begin

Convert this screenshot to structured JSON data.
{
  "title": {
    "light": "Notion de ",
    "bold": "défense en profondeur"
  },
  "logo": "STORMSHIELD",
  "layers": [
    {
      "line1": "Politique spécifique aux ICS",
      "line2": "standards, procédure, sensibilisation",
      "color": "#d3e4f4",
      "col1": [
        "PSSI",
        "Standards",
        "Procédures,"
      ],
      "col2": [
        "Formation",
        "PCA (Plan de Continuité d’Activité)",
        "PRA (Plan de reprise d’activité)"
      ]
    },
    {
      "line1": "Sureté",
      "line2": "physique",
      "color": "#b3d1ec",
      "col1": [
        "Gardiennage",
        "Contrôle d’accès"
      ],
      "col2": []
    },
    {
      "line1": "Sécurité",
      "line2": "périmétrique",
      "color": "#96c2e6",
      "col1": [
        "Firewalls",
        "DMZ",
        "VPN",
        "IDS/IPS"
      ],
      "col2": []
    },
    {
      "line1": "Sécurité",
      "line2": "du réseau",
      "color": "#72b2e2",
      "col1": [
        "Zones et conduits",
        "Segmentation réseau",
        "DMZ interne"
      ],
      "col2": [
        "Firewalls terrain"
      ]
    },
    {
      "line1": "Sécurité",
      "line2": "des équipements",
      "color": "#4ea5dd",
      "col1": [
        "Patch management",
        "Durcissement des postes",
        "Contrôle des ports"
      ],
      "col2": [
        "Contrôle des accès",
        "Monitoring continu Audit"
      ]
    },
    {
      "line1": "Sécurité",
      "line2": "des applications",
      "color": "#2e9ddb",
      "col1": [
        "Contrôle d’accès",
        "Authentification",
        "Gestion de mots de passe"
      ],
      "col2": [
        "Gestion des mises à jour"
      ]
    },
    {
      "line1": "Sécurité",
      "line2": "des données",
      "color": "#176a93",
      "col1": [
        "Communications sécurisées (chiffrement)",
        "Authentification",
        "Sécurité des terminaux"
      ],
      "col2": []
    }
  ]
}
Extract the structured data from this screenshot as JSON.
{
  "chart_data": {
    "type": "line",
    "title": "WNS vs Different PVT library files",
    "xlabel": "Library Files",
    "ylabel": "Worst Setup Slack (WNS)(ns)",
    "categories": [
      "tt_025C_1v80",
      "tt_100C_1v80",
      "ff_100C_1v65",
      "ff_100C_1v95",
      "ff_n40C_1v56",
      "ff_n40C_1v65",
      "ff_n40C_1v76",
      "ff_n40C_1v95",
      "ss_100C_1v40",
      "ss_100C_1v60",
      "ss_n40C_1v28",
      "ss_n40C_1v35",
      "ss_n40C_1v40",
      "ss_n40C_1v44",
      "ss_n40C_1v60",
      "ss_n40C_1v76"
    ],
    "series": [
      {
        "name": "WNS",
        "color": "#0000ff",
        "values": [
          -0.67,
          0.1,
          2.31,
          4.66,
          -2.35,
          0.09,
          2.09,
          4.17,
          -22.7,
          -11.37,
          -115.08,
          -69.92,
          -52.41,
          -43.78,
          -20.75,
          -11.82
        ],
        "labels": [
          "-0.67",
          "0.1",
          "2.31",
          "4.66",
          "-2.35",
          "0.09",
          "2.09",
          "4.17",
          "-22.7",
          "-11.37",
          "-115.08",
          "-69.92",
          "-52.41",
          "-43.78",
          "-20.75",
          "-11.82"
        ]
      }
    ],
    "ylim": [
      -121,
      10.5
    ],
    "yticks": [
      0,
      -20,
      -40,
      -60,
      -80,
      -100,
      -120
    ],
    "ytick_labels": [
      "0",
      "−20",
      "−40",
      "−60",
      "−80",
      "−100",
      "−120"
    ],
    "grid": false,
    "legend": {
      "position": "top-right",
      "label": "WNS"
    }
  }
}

end

Filter the data for the string "structured" and copy every line that has it.

Convert this screenshot to structured JSON data.
Extract the structured data from this screenshot as JSON.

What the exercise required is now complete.